— start —
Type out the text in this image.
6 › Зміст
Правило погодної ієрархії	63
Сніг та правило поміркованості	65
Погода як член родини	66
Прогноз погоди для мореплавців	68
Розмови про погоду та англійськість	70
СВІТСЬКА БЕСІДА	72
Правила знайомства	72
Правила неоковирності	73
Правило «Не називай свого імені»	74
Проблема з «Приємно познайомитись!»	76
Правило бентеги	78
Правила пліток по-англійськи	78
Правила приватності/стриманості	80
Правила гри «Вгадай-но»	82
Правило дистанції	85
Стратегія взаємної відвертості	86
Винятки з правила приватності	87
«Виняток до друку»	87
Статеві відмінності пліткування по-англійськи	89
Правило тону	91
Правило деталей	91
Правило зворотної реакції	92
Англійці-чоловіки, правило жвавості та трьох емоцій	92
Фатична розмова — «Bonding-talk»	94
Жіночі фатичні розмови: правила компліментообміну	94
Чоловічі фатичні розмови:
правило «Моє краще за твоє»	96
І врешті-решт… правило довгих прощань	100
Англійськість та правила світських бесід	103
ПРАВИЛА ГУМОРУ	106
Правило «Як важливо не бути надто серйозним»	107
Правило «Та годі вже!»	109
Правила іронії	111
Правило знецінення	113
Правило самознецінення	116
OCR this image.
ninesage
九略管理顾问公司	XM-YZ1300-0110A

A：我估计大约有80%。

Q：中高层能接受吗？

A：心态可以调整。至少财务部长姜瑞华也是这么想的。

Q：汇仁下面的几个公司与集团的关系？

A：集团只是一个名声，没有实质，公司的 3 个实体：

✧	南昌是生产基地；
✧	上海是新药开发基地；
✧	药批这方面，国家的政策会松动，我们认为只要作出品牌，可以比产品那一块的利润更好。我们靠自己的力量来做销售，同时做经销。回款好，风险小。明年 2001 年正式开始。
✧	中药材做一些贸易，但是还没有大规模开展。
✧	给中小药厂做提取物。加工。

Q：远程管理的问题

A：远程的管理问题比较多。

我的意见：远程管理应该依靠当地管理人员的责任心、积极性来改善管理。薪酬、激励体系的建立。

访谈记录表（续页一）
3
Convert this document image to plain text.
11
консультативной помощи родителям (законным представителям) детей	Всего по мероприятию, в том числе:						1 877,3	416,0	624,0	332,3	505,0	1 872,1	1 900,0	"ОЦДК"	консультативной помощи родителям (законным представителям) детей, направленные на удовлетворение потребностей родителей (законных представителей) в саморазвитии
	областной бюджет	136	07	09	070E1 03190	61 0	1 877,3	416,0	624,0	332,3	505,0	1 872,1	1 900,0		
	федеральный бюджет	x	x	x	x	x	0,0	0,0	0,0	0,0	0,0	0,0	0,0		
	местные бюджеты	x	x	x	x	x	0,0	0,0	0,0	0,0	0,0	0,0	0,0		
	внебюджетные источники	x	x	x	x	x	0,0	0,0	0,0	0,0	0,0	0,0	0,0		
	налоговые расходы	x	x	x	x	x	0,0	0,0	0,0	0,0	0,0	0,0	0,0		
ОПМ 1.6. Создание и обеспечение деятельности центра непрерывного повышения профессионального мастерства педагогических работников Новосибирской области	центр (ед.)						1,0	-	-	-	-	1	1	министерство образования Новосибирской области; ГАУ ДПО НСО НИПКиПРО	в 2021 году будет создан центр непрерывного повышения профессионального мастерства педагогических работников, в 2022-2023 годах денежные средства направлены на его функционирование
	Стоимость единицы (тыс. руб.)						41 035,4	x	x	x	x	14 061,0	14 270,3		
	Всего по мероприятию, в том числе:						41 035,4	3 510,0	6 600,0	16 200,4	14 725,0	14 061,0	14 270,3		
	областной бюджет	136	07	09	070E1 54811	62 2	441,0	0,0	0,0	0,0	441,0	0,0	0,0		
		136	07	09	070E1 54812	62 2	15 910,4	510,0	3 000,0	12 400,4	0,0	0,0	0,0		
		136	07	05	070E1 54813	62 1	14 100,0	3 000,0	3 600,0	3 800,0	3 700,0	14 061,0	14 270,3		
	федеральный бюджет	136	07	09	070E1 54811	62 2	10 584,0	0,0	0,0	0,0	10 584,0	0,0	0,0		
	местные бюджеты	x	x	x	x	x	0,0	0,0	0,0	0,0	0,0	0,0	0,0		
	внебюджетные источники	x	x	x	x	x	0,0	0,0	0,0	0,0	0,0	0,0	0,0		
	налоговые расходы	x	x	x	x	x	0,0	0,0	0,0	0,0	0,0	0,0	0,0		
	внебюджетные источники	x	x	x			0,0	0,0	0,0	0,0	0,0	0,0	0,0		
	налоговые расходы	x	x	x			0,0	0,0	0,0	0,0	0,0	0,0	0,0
— end —
__Stated task__: Give all of the entries again, word for word.

__Task answer__:
Type out the text in this image.
6 › Зміст
Правило погодної ієрархії	63
Сніг та правило поміркованості	65
Погода як член родини	66
Прогноз погоди для мореплавців	68
Розмови про погоду та англійськість	70
СВІТСЬКА БЕСІДА	72
Правила знайомства	72
Правила неоковирності	73
Правило «Не називай свого імені»	74
Проблема з «Приємно познайомитись!»	76
Правило бентеги	78
Правила пліток по-англійськи	78
Правила приватності/стриманості	80
Правила гри «Вгадай-но»	82
Правило дистанції	85
Стратегія взаємної відвертості	86
Винятки з правила приватності	87
«Виняток до друку»	87
Статеві відмінності пліткування по-англійськи	89
Правило тону	91
Правило деталей	91
Правило зворотної реакції	92
Англійці-чоловіки, правило жвавості та трьох емоцій	92
Фатична розмова — «Bonding-talk»	94
Жіночі фатичні розмови: правила компліментообміну	94
Чоловічі фатичні розмови:
правило «Моє краще за твоє»	96
І врешті-решт… правило довгих прощань	100
Англійськість та правила світських бесід	103
ПРАВИЛА ГУМОРУ	106
Правило «Як важливо не бути надто серйозним»	107
Правило «Та годі вже!»	109
Правила іронії	111
Правило знецінення	113
Правило самознецінення	116
OCR this image.
ninesage
九略管理顾问公司	XM-YZ1300-0110A

A：我估计大约有80%。

Q：中高层能接受吗？

A：心态可以调整。至少财务部长姜瑞华也是这么想的。

Q：汇仁下面的几个公司与集团的关系？

A：集团只是一个名声，没有实质，公司的 3 个实体：

✧	南昌是生产基地；
✧	上海是新药开发基地；
✧	药批这方面，国家的政策会松动，我们认为只要作出品牌，可以比产品那一块的利润更好。我们靠自己的力量来做销售，同时做经销。回款好，风险小。明年 2001 年正式开始。
✧	中药材做一些贸易，但是还没有大规模开展。
✧	给中小药厂做提取物。加工。

Q：远程管理的问题

A：远程的管理问题比较多。

我的意见：远程管理应该依靠当地管理人员的责任心、积极性来改善管理。薪酬、激励体系的建立。

访谈记录表（续页一）
3
Convert this document image to plain text.
11
консультативной помощи родителям (законным представителям) детей	Всего по мероприятию, в том числе:						1 877,3	416,0	624,0	332,3	505,0	1 872,1	1 900,0	"ОЦДК"	консультативной помощи родителям (законным представителям) детей, направленные на удовлетворение потребностей родителей (законных представителей) в саморазвитии
	областной бюджет	136	07	09	070E1 03190	61 0	1 877,3	416,0	624,0	332,3	505,0	1 872,1	1 900,0		
	федеральный бюджет	x	x	x	x	x	0,0	0,0	0,0	0,0	0,0	0,0	0,0		
	местные бюджеты	x	x	x	x	x	0,0	0,0	0,0	0,0	0,0	0,0	0,0		
	внебюджетные источники	x	x	x	x	x	0,0	0,0	0,0	0,0	0,0	0,0	0,0		
	налоговые расходы	x	x	x	x	x	0,0	0,0	0,0	0,0	0,0	0,0	0,0		
ОПМ 1.6. Создание и обеспечение деятельности центра непрерывного повышения профессионального мастерства педагогических работников Новосибирской области	центр (ед.)						1,0	-	-	-	-	1	1	министерство образования Новосибирской области; ГАУ ДПО НСО НИПКиПРО	в 2021 году будет создан центр непрерывного повышения профессионального мастерства педагогических работников, в 2022-2023 годах денежные средства направлены на его функционирование
	Стоимость единицы (тыс. руб.)						41 035,4	x	x	x	x	14 061,0	14 270,3		
	Всего по мероприятию, в том числе:						41 035,4	3 510,0	6 600,0	16 200,4	14 725,0	14 061,0	14 270,3		
	областной бюджет	136	07	09	070E1 54811	62 2	441,0	0,0	0,0	0,0	441,0	0,0	0,0		
		136	07	09	070E1 54812	62 2	15 910,4	510,0	3 000,0	12 400,4	0,0	0,0	0,0		
		136	07	05	070E1 54813	62 1	14 100,0	3 000,0	3 600,0	3 800,0	3 700,0	14 061,0	14 270,3		
	федеральный бюджет	136	07	09	070E1 54811	62 2	10 584,0	0,0	0,0	0,0	10 584,0	0,0	0,0		
	местные бюджеты	x	x	x	x	x	0,0	0,0	0,0	0,0	0,0	0,0	0,0		
	внебюджетные источники	x	x	x	x	x	0,0	0,0	0,0	0,0	0,0	0,0	0,0		
	налоговые расходы	x	x	x	x	x	0,0	0,0	0,0	0,0	0,0	0,0	0,0		
	внебюджетные источники	x	x	x			0,0	0,0	0,0	0,0	0,0	0,0	0,0		
	налоговые расходы	x	x	x			0,0	0,0	0,0	0,0	0,0	0,0	0,0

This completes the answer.